STATED TASK: Your task is to extract every line from the material below exactly.
======== LISTING
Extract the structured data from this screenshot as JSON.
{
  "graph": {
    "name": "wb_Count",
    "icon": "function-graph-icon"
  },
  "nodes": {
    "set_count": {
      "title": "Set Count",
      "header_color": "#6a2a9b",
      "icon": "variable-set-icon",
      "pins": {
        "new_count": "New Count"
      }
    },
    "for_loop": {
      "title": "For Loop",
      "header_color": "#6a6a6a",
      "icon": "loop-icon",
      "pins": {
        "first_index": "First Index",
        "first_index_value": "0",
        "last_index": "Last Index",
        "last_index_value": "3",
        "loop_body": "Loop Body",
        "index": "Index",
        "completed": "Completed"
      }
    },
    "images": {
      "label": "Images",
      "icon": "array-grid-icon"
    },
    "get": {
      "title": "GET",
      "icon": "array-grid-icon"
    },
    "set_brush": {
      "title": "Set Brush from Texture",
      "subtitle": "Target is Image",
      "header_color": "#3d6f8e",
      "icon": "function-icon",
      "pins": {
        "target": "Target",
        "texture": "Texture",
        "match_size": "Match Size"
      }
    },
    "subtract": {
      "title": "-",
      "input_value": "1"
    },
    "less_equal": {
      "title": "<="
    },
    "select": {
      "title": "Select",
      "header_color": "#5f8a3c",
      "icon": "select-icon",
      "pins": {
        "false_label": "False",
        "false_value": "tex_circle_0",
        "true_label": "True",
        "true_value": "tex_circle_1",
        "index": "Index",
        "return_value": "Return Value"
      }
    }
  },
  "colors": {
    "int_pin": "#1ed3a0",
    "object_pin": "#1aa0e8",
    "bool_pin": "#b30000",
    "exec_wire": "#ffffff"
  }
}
================
TASK RESPONSE:
Extract the structured data from this screenshot as JSON.
{
  "graph": {
    "name": "wb_Count",
    "icon": "function-graph-icon"
  },
  "nodes": {
    "set_count": {
      "title": "Set Count",
      "header_color": "#6a2a9b",
      "icon": "variable-set-icon",
      "pins": {
        "new_count": "New Count"
      }
    },
    "for_loop": {
      "title": "For Loop",
      "header_color": "#6a6a6a",
      "icon": "loop-icon",
      "pins": {
        "first_index": "First Index",
        "first_index_value": "0",
        "last_index": "Last Index",
        "last_index_value": "3",
        "loop_body": "Loop Body",
        "index": "Index",
        "completed": "Completed"
      }
    },
    "images": {
      "label": "Images",
      "icon": "array-grid-icon"
    },
    "get": {
      "title": "GET",
      "icon": "array-grid-icon"
    },
    "set_brush": {
      "title": "Set Brush from Texture",
      "subtitle": "Target is Image",
      "header_color": "#3d6f8e",
      "icon": "function-icon",
      "pins": {
        "target": "Target",
        "texture": "Texture",
        "match_size": "Match Size"
      }
    },
    "subtract": {
      "title": "-",
      "input_value": "1"
    },
    "less_equal": {
      "title": "<="
    },
    "select": {
      "title": "Select",
      "header_color": "#5f8a3c",
      "icon": "select-icon",
      "pins": {
        "false_label": "False",
        "false_value": "tex_circle_0",
        "true_label": "True",
        "true_value": "tex_circle_1",
        "index": "Index",
        "return_value": "Return Value"
      }
    }
  },
  "colors": {
    "int_pin": "#1ed3a0",
    "object_pin": "#1aa0e8",
    "bool_pin": "#b30000",
    "exec_wire": "#ffffff"
  }
}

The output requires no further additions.